---------- MATERIAL FOR THIS EXERCISE
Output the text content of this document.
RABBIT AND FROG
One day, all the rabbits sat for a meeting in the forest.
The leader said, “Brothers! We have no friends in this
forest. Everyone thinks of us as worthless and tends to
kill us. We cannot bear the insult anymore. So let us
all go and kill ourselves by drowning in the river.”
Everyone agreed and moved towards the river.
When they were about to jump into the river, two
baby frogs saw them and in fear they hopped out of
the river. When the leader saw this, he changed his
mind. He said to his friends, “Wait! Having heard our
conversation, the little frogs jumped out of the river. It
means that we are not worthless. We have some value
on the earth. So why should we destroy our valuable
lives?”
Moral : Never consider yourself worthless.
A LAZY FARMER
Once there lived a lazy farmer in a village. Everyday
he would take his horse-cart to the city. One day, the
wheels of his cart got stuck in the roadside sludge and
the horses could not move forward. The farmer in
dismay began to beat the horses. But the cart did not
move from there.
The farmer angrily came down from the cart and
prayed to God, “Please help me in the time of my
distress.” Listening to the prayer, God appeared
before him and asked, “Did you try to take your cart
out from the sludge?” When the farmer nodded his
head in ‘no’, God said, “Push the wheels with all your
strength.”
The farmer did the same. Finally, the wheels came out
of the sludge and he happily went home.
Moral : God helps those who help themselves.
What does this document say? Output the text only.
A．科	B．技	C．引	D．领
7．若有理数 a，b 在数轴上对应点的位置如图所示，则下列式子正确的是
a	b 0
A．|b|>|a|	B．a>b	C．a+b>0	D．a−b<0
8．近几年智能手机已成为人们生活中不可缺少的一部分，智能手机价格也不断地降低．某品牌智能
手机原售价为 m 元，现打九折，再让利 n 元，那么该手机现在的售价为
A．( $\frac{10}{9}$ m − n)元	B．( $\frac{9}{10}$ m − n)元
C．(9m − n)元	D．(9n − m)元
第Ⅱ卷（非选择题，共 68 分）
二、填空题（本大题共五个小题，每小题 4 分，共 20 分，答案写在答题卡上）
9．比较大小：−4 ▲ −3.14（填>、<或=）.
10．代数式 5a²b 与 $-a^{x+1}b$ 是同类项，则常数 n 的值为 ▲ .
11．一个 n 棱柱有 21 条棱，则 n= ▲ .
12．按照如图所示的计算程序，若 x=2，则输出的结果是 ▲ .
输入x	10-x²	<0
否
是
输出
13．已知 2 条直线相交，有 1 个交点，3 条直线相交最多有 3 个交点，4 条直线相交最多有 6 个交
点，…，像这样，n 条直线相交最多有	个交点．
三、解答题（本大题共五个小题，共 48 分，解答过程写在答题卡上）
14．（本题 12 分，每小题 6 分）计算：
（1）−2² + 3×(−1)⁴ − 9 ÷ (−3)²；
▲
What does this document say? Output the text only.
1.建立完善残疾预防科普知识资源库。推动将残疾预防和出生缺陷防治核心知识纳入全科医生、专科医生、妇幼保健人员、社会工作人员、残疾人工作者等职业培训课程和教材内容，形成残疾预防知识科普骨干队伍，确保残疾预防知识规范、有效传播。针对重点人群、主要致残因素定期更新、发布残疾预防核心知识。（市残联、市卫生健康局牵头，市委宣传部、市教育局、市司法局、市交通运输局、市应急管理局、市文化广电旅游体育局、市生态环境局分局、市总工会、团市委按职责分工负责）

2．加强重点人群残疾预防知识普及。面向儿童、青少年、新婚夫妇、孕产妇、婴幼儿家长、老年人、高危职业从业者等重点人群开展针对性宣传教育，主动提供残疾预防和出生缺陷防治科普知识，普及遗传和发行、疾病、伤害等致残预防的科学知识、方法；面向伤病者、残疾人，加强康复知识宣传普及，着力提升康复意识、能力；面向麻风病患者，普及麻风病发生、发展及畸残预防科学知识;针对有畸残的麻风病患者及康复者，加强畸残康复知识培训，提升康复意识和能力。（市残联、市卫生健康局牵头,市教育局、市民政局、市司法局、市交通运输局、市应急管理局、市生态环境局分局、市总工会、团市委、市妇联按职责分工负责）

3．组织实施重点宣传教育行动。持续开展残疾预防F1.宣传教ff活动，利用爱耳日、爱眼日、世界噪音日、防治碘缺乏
--------------------
TASK PROMPT: Using the listing, copy every line where the word "horses" shows up.

FINISHED EXERCISE:
the horses could not move forward. The farmer in
dismay began to beat the horses. But the cart did not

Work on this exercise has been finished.